§ YOUR TASK
In the study on developing oil rims with water and gas injection, what was done with the dryer gas after the condensate was taken out?

Обучение по природни науки и върхови технологии

MODELLING THE DEVELOPMENT OF OIL RIM USING WATER AND GAS INJECTION

https://doi.org/10.53656/nat2022-3.01

Резюме. In this study, water injection and gas injection technologies are examined for their effectiveness in developing oil rims in gas fields. Considering the need for advanced development of the oil rims within a short period of time, reservoir simulation methods using horizontal wells have been used to rationally develop oil rims. It was confirmed that large volumes of gas must be injected to maximize oil recovery. This happens when gas breakthroughs from the gas cap into the bottom of the production well and from the injection well into the gas section. A cycle process was discovered when gas injection led to the development of an oil rim. The condensate from the gas was taken out, and the dryer gas was then injected back into the reservoir. Condensate concentrations in the gas, especially those near the oil rim, are a major factor contributing to the interest in the proposed concept.

Ключови думи: gas injection; water injection; oil rim; reservoir simulation; oil recovery

1, Introduction

This work aims to analyze the effectiveness of technologies for the development of oil rims on gas fields through water injection or gas injection. There are various technologies and systems available for developing oil and gas deposits around the world and at home (Al-Obaidi &Khalaf 2019; Al-Obaidi 2021; Davarpanah & Mirshekari 2018; Kosachuk, Sagitova, & Titova 2005; Krasnova, Marakov, Krasnov et al. 2014). This illustrates the complexity of the issue at hand, as well as the importance of tailoring the development of each hydrocarbon deposit to its needs. It is mainly the occurrence of oil, gas, and water within the same hydrodynamic system that creates problems, as well as a number of other factors that influence the efficient development of oil and gas reserves. These factors primarily include the ratio of oil and gas reserves, the reservoir properties of productive formations, the physicochemical properties of fluids and the activity of the natural water drive system (AL-Obaidi, Smirnov & Khalaf 2020; Smirnov & Al-Obaidi 2008; Zakirov 1998; Zheltov, Martos, Mirzadzhanzade & Stepanova 1979). Clearly, indicators like the level of raw material prices, the tax policy in force in the area of oil production, and so on are important.

§ STORED DATA
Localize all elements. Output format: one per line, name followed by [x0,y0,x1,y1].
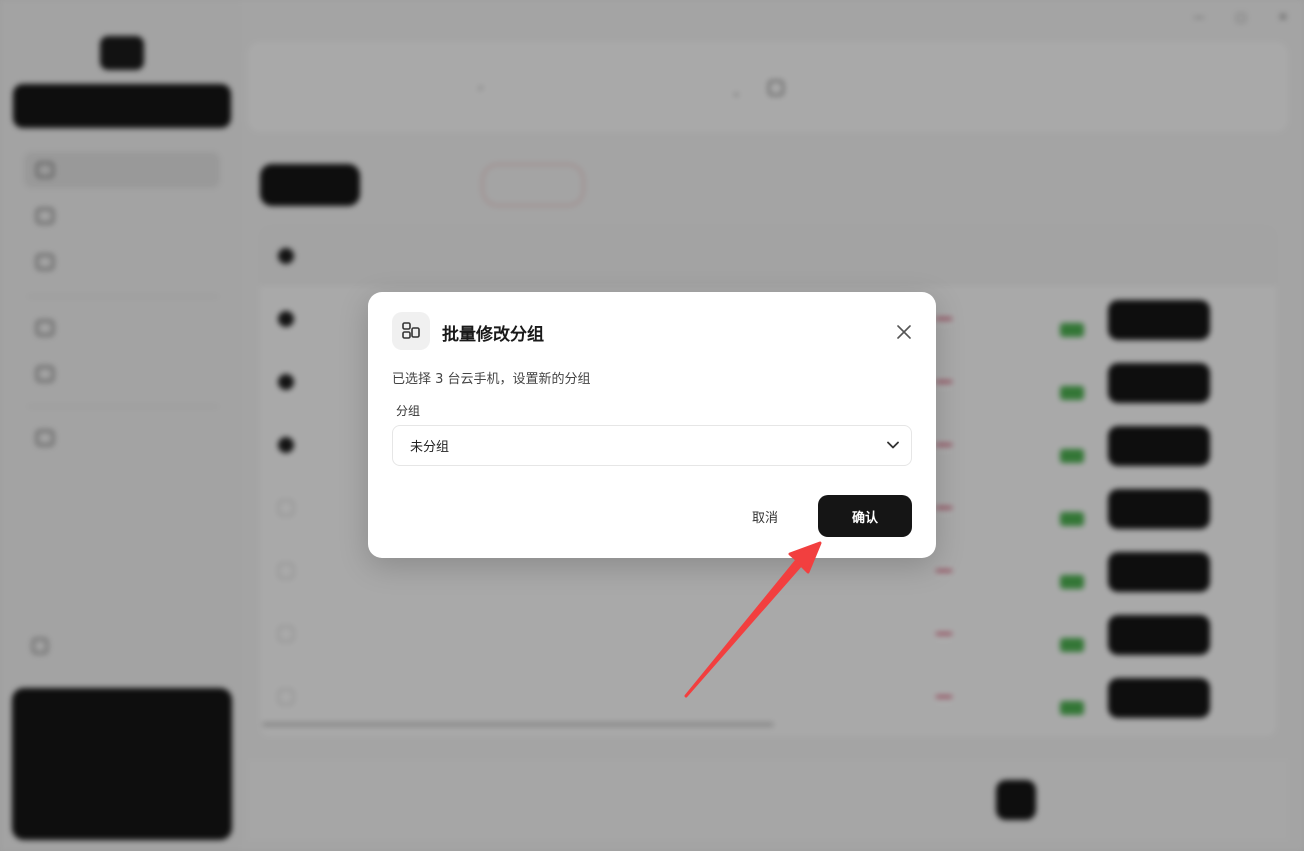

§ WRITTEN REPLY
It was injected back into the reservoir.